**Objective**.
Locate the word "était" in the data below, then copy every line that holds it.

====================

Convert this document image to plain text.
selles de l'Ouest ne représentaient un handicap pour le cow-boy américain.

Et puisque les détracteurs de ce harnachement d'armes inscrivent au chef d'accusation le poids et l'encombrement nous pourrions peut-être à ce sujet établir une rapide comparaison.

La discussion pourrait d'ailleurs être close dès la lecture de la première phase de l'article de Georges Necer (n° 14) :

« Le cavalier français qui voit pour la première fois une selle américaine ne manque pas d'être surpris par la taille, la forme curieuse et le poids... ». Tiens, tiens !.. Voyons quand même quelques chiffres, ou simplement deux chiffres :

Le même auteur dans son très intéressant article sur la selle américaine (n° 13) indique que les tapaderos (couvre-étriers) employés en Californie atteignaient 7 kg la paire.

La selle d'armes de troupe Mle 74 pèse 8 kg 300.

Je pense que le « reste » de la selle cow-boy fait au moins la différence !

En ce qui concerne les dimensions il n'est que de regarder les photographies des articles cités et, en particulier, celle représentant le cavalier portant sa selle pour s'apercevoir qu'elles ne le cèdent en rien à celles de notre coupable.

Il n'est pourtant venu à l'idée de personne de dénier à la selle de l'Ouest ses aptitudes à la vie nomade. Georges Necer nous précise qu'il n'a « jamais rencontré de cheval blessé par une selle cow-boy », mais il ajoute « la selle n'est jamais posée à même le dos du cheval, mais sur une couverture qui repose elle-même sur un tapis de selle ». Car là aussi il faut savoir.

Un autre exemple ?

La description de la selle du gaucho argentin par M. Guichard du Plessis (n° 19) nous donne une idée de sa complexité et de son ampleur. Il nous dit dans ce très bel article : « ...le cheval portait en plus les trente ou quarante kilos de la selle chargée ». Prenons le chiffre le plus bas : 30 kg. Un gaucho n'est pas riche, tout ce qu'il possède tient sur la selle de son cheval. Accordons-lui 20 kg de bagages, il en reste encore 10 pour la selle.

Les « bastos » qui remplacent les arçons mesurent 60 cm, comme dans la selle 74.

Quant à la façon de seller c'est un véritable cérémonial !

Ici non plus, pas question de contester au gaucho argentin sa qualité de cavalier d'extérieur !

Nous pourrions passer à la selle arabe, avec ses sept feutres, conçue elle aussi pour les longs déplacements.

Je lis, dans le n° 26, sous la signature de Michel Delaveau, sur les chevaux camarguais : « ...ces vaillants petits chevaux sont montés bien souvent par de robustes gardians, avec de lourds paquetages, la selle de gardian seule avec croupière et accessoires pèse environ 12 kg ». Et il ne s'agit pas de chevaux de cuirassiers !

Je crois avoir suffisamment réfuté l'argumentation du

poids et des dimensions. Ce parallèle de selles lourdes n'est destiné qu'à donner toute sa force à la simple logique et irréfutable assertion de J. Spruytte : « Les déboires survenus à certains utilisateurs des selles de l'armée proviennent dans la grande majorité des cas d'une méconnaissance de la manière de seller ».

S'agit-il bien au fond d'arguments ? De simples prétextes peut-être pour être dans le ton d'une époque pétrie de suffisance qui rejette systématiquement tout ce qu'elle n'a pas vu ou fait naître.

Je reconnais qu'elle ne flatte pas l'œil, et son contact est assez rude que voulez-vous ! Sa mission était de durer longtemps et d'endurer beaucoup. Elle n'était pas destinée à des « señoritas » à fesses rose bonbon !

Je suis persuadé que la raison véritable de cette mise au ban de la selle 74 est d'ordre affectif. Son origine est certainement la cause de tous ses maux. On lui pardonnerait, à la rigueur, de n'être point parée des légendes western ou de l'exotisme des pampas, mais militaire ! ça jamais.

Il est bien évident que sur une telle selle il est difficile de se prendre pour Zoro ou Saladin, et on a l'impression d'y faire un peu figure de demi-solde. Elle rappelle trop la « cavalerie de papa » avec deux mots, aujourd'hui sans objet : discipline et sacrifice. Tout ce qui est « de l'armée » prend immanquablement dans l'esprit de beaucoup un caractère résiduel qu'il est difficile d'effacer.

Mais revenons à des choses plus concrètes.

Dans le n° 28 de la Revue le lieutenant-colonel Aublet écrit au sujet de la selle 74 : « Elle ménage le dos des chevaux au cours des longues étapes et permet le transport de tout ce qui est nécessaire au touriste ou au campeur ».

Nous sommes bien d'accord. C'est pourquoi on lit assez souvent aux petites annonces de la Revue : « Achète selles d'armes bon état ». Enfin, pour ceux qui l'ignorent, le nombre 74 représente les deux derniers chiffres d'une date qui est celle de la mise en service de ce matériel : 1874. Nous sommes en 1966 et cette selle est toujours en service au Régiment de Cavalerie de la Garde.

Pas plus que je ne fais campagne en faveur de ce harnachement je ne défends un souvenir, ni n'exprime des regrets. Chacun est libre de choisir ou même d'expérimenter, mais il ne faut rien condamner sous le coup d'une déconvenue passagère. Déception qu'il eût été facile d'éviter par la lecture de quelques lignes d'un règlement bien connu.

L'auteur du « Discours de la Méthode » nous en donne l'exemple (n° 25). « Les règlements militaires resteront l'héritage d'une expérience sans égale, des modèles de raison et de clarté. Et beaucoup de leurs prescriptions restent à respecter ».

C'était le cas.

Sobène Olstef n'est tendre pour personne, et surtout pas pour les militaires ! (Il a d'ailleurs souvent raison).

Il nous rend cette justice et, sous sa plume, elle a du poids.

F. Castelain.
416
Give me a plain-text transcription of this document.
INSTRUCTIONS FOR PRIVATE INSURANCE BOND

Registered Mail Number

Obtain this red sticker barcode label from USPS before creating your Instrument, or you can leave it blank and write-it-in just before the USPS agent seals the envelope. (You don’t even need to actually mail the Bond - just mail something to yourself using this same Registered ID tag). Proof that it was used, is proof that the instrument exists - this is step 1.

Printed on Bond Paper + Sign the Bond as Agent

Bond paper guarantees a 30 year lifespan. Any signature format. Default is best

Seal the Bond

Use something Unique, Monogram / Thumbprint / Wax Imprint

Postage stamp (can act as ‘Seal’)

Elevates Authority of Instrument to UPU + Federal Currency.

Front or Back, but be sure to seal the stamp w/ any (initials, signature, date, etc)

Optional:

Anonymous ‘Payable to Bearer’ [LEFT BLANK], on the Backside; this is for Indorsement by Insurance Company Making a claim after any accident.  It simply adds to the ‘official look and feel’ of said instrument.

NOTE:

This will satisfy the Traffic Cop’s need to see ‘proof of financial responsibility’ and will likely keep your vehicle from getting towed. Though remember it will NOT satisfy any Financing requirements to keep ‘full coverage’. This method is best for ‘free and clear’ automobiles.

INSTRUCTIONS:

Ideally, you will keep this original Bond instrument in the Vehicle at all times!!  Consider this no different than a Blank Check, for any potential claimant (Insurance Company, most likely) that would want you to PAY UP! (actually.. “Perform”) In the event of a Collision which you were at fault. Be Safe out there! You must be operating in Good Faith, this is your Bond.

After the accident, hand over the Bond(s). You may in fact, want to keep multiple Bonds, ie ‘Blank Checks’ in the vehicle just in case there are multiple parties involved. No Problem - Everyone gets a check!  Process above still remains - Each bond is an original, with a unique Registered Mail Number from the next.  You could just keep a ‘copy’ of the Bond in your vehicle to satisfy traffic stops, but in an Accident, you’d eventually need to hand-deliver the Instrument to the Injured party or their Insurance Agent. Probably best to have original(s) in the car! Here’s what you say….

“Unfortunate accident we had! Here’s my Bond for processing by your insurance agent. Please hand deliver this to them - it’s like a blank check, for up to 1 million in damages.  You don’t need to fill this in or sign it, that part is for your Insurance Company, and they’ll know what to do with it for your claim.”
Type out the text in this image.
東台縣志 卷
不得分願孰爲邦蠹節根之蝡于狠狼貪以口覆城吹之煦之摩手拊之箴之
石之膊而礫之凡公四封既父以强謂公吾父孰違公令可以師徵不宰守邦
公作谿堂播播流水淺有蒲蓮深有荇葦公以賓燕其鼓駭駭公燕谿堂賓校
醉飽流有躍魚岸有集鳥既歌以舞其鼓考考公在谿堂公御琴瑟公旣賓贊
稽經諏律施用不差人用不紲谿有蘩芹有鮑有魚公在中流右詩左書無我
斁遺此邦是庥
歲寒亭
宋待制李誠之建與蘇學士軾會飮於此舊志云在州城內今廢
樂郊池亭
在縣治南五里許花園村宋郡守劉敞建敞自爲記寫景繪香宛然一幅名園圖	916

====================

**Answer for this exercise**.
Je reconnais qu'elle ne flatte pas l'œil, et son contact est assez rude que voulez-vous ! Sa mission était de durer longtemps et d'endurer beaucoup. Elle n'était pas destinée à des « señoritas » à fesses rose bonbon !
C'était le cas.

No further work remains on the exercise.